** Begin Given records **

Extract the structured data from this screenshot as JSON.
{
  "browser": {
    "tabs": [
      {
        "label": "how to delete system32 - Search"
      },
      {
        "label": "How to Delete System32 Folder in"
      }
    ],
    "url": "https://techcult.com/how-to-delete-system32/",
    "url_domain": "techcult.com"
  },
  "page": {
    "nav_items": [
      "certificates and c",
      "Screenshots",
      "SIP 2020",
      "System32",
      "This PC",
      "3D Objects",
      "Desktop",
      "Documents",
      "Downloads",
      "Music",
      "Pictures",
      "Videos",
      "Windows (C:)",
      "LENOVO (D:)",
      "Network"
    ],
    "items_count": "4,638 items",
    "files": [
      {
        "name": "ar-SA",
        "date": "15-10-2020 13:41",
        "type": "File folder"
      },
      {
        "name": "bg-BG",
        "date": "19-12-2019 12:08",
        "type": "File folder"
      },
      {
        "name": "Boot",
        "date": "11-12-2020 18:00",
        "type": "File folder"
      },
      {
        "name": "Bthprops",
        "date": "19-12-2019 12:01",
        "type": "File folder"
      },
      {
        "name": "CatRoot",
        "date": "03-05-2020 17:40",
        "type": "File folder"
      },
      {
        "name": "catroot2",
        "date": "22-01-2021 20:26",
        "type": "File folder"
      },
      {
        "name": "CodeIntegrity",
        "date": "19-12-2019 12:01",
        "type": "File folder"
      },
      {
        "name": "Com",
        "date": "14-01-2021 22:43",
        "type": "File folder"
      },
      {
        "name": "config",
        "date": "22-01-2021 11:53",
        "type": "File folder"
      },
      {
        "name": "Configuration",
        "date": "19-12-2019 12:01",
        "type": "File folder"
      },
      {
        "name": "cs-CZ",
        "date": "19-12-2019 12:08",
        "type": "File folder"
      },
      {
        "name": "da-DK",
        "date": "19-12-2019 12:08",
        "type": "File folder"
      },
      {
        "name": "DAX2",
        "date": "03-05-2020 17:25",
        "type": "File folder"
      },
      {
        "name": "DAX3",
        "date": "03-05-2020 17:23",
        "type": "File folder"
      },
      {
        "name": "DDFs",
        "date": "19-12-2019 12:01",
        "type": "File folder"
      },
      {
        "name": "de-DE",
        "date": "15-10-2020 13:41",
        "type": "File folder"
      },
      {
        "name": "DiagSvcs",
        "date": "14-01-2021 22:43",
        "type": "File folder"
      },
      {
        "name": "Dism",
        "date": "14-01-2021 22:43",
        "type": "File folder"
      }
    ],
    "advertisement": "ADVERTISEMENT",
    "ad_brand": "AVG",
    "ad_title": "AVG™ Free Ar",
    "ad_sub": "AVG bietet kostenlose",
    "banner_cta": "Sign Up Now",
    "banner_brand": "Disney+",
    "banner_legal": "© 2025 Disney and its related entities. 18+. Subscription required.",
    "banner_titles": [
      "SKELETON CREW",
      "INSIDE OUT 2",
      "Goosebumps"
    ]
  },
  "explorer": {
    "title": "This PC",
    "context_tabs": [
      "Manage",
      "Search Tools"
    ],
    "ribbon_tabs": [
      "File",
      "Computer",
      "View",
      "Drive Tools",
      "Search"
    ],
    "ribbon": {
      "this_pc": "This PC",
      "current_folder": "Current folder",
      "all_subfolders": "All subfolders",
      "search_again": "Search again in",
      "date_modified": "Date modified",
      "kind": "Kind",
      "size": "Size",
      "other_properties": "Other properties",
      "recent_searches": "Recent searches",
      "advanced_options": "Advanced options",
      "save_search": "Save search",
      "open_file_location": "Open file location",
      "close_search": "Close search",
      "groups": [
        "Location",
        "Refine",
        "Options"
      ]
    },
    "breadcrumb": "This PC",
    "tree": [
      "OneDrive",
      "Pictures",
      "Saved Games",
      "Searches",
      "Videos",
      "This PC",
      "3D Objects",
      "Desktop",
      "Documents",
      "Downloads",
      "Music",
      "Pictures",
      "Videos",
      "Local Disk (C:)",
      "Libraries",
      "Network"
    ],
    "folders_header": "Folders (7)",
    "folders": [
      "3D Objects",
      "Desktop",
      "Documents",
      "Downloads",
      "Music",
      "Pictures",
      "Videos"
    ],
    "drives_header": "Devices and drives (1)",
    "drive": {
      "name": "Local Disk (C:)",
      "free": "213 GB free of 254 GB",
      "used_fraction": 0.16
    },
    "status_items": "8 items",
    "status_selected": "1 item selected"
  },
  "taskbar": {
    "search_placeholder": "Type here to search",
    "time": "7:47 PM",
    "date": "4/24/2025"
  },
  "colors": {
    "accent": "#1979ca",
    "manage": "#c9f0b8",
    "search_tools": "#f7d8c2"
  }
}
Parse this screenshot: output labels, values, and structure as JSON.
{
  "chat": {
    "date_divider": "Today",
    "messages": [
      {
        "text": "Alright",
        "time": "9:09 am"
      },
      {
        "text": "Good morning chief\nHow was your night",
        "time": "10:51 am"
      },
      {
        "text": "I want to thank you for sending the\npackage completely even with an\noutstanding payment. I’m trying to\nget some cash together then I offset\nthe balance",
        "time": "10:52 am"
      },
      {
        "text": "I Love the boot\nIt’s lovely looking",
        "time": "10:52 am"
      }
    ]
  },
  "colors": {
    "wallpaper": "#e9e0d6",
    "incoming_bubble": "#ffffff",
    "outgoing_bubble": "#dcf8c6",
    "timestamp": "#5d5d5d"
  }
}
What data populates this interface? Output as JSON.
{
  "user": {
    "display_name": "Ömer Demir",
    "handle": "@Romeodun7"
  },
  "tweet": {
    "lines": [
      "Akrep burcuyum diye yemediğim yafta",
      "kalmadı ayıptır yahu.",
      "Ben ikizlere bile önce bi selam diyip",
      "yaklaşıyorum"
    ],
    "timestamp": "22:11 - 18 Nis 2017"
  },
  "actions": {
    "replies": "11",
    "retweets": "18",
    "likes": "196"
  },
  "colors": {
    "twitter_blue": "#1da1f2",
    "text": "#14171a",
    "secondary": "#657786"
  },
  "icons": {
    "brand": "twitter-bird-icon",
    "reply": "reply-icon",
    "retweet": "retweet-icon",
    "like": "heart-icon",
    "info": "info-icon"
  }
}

** End Given records **

# [To do]
Tally the lines holding the string "Disney" and give only the count.

# [Final answer]
2